Problem to solve: Quote the full listing word for word.

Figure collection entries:
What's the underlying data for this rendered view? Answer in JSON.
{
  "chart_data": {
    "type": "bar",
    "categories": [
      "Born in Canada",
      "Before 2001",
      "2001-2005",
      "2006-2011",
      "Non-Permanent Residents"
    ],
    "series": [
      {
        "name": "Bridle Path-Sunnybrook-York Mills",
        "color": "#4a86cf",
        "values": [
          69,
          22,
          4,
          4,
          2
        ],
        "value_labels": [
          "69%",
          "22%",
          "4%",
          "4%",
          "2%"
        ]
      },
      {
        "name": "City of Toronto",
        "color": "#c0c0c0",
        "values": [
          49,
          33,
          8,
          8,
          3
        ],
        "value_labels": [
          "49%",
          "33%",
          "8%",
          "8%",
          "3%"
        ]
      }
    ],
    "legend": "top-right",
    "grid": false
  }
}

Complete response:
What's the underlying data for this rendered view? Answer in JSON.
{
  "chart_data": {
    "type": "bar",
    "categories": [
      "Born in Canada",
      "Before 2001",
      "2001-2005",
      "2006-2011",
      "Non-Permanent Residents"
    ],
    "series": [
      {
        "name": "Bridle Path-Sunnybrook-York Mills",
        "color": "#4a86cf",
        "values": [
          69,
          22,
          4,
          4,
          2
        ],
        "value_labels": [
          "69%",
          "22%",
          "4%",
          "4%",
          "2%"
        ]
      },
      {
        "name": "City of Toronto",
        "color": "#c0c0c0",
        "values": [
          49,
          33,
          8,
          8,
          3
        ],
        "value_labels": [
          "49%",
          "33%",
          "8%",
          "8%",
          "3%"
        ]
      }
    ],
    "legend": "top-right",
    "grid": false
  }
}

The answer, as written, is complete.